- WORK TASK -
Pictures aside, can you reproduce the records word for word?

** GIVEN RECORDS follows **

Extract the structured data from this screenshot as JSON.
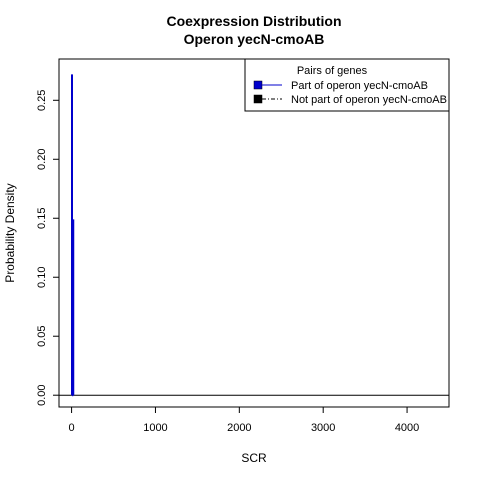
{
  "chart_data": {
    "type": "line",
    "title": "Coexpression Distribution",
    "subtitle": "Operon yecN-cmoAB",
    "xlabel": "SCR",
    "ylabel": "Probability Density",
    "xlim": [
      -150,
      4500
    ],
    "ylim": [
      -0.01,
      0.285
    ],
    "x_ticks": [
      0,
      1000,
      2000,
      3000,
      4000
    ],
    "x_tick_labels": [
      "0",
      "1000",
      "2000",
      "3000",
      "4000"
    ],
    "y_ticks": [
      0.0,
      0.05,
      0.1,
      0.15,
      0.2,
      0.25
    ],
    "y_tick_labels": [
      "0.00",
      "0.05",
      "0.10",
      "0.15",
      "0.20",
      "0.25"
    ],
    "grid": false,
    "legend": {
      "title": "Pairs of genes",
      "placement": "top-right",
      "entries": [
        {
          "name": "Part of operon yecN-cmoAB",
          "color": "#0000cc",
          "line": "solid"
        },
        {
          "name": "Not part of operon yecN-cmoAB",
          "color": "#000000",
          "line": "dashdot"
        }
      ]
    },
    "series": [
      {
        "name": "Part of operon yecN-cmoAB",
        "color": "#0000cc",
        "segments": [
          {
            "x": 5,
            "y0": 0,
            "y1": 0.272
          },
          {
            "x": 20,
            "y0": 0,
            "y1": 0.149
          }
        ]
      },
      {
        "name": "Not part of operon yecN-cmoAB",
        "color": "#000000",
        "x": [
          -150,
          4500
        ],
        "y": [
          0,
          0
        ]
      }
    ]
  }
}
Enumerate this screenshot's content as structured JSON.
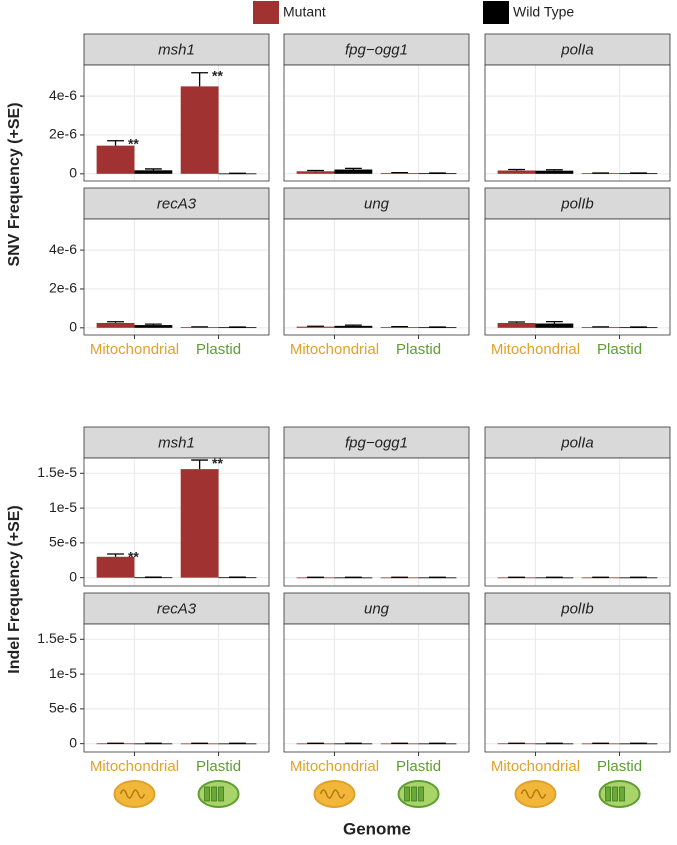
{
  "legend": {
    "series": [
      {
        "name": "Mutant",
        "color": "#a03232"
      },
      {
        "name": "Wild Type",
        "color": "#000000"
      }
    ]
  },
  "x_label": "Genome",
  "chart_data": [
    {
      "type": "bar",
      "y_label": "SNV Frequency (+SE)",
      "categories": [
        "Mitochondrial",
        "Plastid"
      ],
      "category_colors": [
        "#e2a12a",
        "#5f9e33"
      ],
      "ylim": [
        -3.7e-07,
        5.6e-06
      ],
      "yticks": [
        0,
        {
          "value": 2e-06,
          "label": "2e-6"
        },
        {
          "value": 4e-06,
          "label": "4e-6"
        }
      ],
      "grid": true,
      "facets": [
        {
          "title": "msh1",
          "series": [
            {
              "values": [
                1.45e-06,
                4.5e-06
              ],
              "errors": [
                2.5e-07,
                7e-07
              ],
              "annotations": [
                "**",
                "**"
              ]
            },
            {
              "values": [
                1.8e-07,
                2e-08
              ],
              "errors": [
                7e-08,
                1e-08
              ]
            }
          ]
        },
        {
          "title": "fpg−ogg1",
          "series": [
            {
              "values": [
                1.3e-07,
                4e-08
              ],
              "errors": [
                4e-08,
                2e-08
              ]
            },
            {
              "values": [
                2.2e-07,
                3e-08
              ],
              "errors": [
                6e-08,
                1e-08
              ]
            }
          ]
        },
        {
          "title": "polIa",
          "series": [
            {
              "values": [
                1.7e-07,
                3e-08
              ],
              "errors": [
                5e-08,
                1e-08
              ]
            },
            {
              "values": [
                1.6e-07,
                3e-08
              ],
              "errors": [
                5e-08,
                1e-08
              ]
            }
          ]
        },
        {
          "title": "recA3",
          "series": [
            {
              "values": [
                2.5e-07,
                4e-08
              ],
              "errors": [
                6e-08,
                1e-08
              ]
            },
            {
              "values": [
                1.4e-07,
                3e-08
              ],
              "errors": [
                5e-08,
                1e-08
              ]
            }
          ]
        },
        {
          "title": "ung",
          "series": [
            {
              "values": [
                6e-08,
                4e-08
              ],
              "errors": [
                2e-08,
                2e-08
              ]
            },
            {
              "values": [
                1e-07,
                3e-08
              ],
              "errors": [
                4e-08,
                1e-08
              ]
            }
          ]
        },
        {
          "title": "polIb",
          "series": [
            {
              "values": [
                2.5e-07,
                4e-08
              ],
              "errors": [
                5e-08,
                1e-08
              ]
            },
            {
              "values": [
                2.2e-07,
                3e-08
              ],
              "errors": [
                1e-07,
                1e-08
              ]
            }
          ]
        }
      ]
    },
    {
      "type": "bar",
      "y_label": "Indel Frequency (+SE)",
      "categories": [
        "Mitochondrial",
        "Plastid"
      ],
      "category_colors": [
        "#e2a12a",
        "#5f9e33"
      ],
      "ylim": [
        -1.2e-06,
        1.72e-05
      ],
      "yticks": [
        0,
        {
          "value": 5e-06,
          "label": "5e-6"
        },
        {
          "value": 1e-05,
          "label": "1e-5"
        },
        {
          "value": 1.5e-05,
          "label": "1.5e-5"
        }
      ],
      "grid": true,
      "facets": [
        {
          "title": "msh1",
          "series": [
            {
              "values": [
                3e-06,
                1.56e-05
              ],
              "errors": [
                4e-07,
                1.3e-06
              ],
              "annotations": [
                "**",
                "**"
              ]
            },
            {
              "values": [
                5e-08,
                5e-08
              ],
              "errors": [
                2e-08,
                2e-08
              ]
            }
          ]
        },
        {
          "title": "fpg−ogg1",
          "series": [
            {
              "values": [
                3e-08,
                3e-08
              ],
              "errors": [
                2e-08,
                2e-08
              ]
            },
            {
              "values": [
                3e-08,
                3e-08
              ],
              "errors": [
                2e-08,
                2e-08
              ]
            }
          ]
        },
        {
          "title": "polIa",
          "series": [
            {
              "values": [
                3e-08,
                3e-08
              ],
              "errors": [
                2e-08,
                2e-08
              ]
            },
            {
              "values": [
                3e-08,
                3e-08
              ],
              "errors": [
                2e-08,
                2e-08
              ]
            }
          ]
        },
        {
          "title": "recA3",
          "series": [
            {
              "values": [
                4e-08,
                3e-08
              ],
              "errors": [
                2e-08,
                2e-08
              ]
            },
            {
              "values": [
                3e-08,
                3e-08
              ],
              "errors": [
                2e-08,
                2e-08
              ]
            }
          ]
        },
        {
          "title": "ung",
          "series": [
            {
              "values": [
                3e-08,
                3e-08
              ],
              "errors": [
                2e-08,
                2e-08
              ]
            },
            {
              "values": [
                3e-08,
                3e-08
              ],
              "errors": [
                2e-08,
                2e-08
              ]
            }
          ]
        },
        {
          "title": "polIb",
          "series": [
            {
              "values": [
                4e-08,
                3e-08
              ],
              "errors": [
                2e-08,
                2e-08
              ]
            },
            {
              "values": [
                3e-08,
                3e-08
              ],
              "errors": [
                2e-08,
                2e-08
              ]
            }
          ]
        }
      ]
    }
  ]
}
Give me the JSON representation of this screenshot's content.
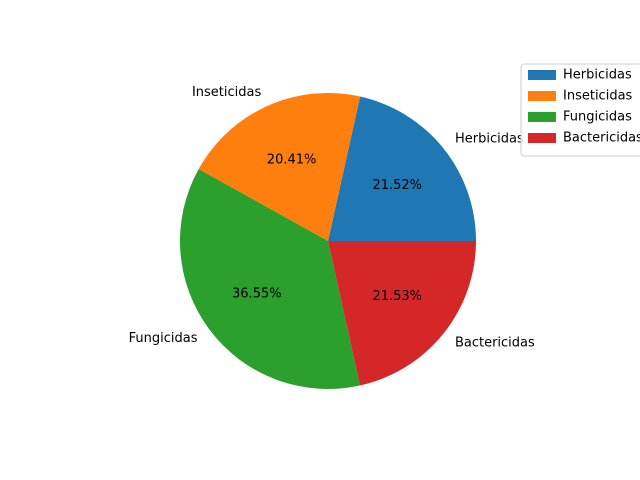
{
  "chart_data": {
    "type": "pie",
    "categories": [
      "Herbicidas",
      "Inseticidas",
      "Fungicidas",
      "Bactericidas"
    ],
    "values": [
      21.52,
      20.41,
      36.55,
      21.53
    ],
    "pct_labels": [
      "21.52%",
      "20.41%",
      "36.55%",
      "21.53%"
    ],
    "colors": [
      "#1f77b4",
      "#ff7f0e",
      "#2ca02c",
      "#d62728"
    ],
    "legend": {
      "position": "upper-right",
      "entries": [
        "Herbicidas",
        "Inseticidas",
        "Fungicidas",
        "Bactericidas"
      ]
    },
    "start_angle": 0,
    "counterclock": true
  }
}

** End of GIVEN RECORDS **

- SOLUTION BELOW -
Extract the structured data from this screenshot as JSON.
{
  "chart_data": {
    "type": "line",
    "title": "Coexpression Distribution",
    "subtitle": "Operon yecN-cmoAB",
    "xlabel": "SCR",
    "ylabel": "Probability Density",
    "xlim": [
      -150,
      4500
    ],
    "ylim": [
      -0.01,
      0.285
    ],
    "x_ticks": [
      0,
      1000,
      2000,
      3000,
      4000
    ],
    "x_tick_labels": [
      "0",
      "1000",
      "2000",
      "3000",
      "4000"
    ],
    "y_ticks": [
      0.0,
      0.05,
      0.1,
      0.15,
      0.2,
      0.25
    ],
    "y_tick_labels": [
      "0.00",
      "0.05",
      "0.10",
      "0.15",
      "0.20",
      "0.25"
    ],
    "grid": false,
    "legend": {
      "title": "Pairs of genes",
      "placement": "top-right",
      "entries": [
        {
          "name": "Part of operon yecN-cmoAB",
          "color": "#0000cc",
          "line": "solid"
        },
        {
          "name": "Not part of operon yecN-cmoAB",
          "color": "#000000",
          "line": "dashdot"
        }
      ]
    },
    "series": [
      {
        "name": "Part of operon yecN-cmoAB",
        "color": "#0000cc",
        "segments": [
          {
            "x": 5,
            "y0": 0,
            "y1": 0.272
          },
          {
            "x": 20,
            "y0": 0,
            "y1": 0.149
          }
        ]
      },
      {
        "name": "Not part of operon yecN-cmoAB",
        "color": "#000000",
        "x": [
          -150,
          4500
        ],
        "y": [
          0,
          0
        ]
      }
    ]
  }
}
Enumerate this screenshot's content as structured JSON.
{
  "legend": {
    "series": [
      {
        "name": "Mutant",
        "color": "#a03232"
      },
      {
        "name": "Wild Type",
        "color": "#000000"
      }
    ]
  },
  "x_label": "Genome",
  "chart_data": [
    {
      "type": "bar",
      "y_label": "SNV Frequency (+SE)",
      "categories": [
        "Mitochondrial",
        "Plastid"
      ],
      "category_colors": [
        "#e2a12a",
        "#5f9e33"
      ],
      "ylim": [
        -3.7e-07,
        5.6e-06
      ],
      "yticks": [
        0,
        {
          "value": 2e-06,
          "label": "2e-6"
        },
        {
          "value": 4e-06,
          "label": "4e-6"
        }
      ],
      "grid": true,
      "facets": [
        {
          "title": "msh1",
          "series": [
            {
              "values": [
                1.45e-06,
                4.5e-06
              ],
              "errors": [
                2.5e-07,
                7e-07
              ],
              "annotations": [
                "**",
                "**"
              ]
            },
            {
              "values": [
                1.8e-07,
                2e-08
              ],
              "errors": [
                7e-08,
                1e-08
              ]
            }
          ]
        },
        {
          "title": "fpg−ogg1",
          "series": [
            {
              "values": [
                1.3e-07,
                4e-08
              ],
              "errors": [
                4e-08,
                2e-08
              ]
            },
            {
              "values": [
                2.2e-07,
                3e-08
              ],
              "errors": [
                6e-08,
                1e-08
              ]
            }
          ]
        },
        {
          "title": "polIa",
          "series": [
            {
              "values": [
                1.7e-07,
                3e-08
              ],
              "errors": [
                5e-08,
                1e-08
              ]
            },
            {
              "values": [
                1.6e-07,
                3e-08
              ],
              "errors": [
                5e-08,
                1e-08
              ]
            }
          ]
        },
        {
          "title": "recA3",
          "series": [
            {
              "values": [
                2.5e-07,
                4e-08
              ],
              "errors": [
                6e-08,
                1e-08
              ]
            },
            {
              "values": [
                1.4e-07,
                3e-08
              ],
              "errors": [
                5e-08,
                1e-08
              ]
            }
          ]
        },
        {
          "title": "ung",
          "series": [
            {
              "values": [
                6e-08,
                4e-08
              ],
              "errors": [
                2e-08,
                2e-08
              ]
            },
            {
              "values": [
                1e-07,
                3e-08
              ],
              "errors": [
                4e-08,
                1e-08
              ]
            }
          ]
        },
        {
          "title": "polIb",
          "series": [
            {
              "values": [
                2.5e-07,
                4e-08
              ],
              "errors": [
                5e-08,
                1e-08
              ]
            },
            {
              "values": [
                2.2e-07,
                3e-08
              ],
              "errors": [
                1e-07,
                1e-08
              ]
            }
          ]
        }
      ]
    },
    {
      "type": "bar",
      "y_label": "Indel Frequency (+SE)",
      "categories": [
        "Mitochondrial",
        "Plastid"
      ],
      "category_colors": [
        "#e2a12a",
        "#5f9e33"
      ],
      "ylim": [
        -1.2e-06,
        1.72e-05
      ],
      "yticks": [
        0,
        {
          "value": 5e-06,
          "label": "5e-6"
        },
        {
          "value": 1e-05,
          "label": "1e-5"
        },
        {
          "value": 1.5e-05,
          "label": "1.5e-5"
        }
      ],
      "grid": true,
      "facets": [
        {
          "title": "msh1",
          "series": [
            {
              "values": [
                3e-06,
                1.56e-05
              ],
              "errors": [
                4e-07,
                1.3e-06
              ],
              "annotations": [
                "**",
                "**"
              ]
            },
            {
              "values": [
                5e-08,
                5e-08
              ],
              "errors": [
                2e-08,
                2e-08
              ]
            }
          ]
        },
        {
          "title": "fpg−ogg1",
          "series": [
            {
              "values": [
                3e-08,
                3e-08
              ],
              "errors": [
                2e-08,
                2e-08
              ]
            },
            {
              "values": [
                3e-08,
                3e-08
              ],
              "errors": [
                2e-08,
                2e-08
              ]
            }
          ]
        },
        {
          "title": "polIa",
          "series": [
            {
              "values": [
                3e-08,
                3e-08
              ],
              "errors": [
                2e-08,
                2e-08
              ]
            },
            {
              "values": [
                3e-08,
                3e-08
              ],
              "errors": [
                2e-08,
                2e-08
              ]
            }
          ]
        },
        {
          "title": "recA3",
          "series": [
            {
              "values": [
                4e-08,
                3e-08
              ],
              "errors": [
                2e-08,
                2e-08
              ]
            },
            {
              "values": [
                3e-08,
                3e-08
              ],
              "errors": [
                2e-08,
                2e-08
              ]
            }
          ]
        },
        {
          "title": "ung",
          "series": [
            {
              "values": [
                3e-08,
                3e-08
              ],
              "errors": [
                2e-08,
                2e-08
              ]
            },
            {
              "values": [
                3e-08,
                3e-08
              ],
              "errors": [
                2e-08,
                2e-08
              ]
            }
          ]
        },
        {
          "title": "polIb",
          "series": [
            {
              "values": [
                4e-08,
                3e-08
              ],
              "errors": [
                2e-08,
                2e-08
              ]
            },
            {
              "values": [
                3e-08,
                3e-08
              ],
              "errors": [
                2e-08,
                2e-08
              ]
            }
          ]
        }
      ]
    }
  ]
}
Give me the JSON representation of this screenshot's content.
{
  "chart_data": {
    "type": "pie",
    "categories": [
      "Herbicidas",
      "Inseticidas",
      "Fungicidas",
      "Bactericidas"
    ],
    "values": [
      21.52,
      20.41,
      36.55,
      21.53
    ],
    "pct_labels": [
      "21.52%",
      "20.41%",
      "36.55%",
      "21.53%"
    ],
    "colors": [
      "#1f77b4",
      "#ff7f0e",
      "#2ca02c",
      "#d62728"
    ],
    "legend": {
      "position": "upper-right",
      "entries": [
        "Herbicidas",
        "Inseticidas",
        "Fungicidas",
        "Bactericidas"
      ]
    },
    "start_angle": 0,
    "counterclock": true
  }
}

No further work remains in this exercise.